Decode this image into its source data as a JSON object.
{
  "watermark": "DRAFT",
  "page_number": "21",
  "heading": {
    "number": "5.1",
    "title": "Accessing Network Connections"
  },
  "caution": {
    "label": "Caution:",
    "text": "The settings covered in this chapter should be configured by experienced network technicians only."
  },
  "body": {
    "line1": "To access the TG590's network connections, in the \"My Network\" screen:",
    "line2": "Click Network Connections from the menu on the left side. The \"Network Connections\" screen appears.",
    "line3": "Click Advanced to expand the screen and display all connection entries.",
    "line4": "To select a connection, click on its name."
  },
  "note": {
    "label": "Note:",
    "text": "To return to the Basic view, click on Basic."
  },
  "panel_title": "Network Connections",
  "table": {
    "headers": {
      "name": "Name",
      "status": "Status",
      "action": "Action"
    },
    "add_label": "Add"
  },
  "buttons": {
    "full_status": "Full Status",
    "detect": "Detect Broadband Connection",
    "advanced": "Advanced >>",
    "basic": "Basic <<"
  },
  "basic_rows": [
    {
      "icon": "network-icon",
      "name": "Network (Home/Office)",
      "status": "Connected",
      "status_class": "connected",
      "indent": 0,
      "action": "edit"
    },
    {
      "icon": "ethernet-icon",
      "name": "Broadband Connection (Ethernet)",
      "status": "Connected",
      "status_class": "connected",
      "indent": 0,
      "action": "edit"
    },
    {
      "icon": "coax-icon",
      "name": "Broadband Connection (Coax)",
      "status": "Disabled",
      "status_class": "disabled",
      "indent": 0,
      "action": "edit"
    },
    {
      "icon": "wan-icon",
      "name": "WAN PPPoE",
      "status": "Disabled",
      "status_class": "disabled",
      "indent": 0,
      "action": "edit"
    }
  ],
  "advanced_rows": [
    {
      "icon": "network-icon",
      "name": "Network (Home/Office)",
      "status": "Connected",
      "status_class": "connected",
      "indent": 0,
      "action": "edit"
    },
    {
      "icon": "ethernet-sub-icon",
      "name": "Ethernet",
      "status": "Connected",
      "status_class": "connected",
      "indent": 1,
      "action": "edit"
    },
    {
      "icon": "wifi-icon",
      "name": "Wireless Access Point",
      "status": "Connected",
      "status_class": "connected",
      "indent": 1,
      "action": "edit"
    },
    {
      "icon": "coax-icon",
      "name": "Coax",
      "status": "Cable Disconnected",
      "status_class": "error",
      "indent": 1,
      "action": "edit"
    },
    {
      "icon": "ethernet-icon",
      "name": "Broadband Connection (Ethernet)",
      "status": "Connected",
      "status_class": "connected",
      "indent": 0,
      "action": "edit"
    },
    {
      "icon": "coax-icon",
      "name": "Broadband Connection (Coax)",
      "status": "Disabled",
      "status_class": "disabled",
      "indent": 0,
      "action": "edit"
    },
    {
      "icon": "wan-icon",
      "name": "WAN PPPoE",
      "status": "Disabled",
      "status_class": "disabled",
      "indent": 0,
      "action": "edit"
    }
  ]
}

◆ **Short exercise**
Copy each line in the data that holds the word "screen".

◆ **Response**
    "line1": "To access the TG590's network connections, in the \"My Network\" screen:",
    "line2": "Click Network Connections from the menu on the left side. The \"Network Connections\" screen appears.",
    "line3": "Click Advanced to expand the screen and display all connection entries.",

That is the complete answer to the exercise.